[Your objective]
Which lines contain the word "title"? Return each of them as written.

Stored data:

-*-

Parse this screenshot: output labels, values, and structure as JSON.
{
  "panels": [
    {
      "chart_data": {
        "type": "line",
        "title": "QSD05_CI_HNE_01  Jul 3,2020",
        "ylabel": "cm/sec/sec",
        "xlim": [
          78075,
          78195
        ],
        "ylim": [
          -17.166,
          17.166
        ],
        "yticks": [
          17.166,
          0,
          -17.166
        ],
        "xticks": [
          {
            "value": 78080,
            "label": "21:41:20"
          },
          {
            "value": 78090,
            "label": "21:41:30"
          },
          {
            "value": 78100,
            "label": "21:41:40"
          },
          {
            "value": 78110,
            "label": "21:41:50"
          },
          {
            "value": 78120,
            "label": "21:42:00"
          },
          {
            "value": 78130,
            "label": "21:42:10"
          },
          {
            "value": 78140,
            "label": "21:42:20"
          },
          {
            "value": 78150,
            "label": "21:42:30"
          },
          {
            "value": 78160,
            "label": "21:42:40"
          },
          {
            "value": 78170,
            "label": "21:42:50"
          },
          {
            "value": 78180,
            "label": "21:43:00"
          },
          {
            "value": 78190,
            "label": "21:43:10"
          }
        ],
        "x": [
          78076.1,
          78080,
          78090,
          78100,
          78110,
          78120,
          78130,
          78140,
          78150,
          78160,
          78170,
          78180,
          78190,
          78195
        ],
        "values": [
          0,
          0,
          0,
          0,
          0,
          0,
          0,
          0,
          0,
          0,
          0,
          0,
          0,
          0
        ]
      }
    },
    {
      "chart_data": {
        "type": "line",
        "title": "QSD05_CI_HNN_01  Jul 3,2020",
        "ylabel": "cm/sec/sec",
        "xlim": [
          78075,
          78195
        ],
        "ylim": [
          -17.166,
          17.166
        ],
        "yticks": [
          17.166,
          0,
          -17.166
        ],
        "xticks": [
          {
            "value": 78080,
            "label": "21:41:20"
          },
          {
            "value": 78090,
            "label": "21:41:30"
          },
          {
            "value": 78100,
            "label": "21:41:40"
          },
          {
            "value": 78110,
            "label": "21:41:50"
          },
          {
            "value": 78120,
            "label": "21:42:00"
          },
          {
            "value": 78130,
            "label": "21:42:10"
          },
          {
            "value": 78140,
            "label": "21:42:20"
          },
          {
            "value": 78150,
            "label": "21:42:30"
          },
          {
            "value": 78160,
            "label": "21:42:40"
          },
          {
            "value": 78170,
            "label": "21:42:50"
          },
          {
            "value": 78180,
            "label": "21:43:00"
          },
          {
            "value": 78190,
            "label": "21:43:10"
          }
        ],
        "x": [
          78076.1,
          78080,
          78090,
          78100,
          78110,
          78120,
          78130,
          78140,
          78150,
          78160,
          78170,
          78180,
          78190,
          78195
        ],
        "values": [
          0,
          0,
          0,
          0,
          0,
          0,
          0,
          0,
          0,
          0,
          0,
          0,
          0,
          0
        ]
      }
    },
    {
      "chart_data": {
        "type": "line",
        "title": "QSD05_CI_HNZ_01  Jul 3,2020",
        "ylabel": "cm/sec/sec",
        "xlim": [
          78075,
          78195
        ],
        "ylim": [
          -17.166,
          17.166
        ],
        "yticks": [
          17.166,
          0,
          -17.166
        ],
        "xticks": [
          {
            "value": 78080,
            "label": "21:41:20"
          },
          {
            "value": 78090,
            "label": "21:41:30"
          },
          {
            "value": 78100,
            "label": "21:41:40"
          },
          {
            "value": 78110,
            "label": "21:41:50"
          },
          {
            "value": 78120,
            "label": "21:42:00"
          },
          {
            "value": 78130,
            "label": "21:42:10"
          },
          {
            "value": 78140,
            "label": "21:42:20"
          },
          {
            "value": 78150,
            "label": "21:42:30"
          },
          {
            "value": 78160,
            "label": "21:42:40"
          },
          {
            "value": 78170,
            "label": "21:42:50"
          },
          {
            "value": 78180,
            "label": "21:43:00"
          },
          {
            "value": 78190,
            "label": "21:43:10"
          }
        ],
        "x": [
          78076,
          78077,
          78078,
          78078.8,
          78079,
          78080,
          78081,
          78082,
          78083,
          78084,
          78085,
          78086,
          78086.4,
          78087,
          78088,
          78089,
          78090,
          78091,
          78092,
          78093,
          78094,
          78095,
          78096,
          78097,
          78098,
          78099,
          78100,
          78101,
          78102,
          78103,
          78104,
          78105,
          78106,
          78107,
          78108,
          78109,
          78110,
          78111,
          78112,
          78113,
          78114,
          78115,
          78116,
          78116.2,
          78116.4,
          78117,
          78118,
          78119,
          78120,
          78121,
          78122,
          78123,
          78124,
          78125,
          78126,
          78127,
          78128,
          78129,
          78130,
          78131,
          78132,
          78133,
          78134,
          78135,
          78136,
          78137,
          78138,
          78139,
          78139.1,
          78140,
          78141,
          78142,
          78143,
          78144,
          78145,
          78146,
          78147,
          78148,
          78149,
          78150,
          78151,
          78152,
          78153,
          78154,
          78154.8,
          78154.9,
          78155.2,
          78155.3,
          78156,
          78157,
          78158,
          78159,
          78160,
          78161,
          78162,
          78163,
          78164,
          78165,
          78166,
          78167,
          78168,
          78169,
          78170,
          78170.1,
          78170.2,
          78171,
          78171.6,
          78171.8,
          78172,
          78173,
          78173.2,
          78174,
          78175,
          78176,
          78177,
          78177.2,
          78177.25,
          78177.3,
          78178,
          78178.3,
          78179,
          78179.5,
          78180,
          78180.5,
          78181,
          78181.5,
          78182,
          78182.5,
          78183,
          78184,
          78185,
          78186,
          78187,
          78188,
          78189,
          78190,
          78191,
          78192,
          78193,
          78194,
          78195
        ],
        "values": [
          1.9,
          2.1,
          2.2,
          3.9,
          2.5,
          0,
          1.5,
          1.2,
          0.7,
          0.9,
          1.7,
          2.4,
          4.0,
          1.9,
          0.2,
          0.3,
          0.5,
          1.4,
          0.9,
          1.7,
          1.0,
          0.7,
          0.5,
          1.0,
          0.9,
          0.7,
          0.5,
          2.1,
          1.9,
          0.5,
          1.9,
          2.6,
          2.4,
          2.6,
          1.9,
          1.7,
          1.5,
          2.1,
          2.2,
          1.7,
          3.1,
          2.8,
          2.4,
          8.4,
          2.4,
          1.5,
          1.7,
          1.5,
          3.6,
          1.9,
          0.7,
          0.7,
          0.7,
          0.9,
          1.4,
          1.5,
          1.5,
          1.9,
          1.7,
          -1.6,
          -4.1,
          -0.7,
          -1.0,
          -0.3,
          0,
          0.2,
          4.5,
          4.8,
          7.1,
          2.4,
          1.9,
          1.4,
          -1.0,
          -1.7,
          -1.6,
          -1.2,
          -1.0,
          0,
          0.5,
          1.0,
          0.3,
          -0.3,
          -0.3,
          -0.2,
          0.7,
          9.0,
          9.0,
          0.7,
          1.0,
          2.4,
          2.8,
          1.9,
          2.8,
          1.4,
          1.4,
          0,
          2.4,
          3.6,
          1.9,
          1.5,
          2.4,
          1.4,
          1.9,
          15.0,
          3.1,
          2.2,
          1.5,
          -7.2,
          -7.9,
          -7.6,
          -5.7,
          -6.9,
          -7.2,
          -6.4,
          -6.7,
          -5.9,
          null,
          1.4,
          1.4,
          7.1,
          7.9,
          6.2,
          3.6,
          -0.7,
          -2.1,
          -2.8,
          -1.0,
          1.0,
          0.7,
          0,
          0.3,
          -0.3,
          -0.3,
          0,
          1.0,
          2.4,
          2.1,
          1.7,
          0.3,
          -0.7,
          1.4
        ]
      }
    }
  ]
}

-*-

[Result of this task]
        "title": "QSD05_CI_HNE_01  Jul 3,2020",
        "title": "QSD05_CI_HNN_01  Jul 3,2020",
        "title": "QSD05_CI_HNZ_01  Jul 3,2020",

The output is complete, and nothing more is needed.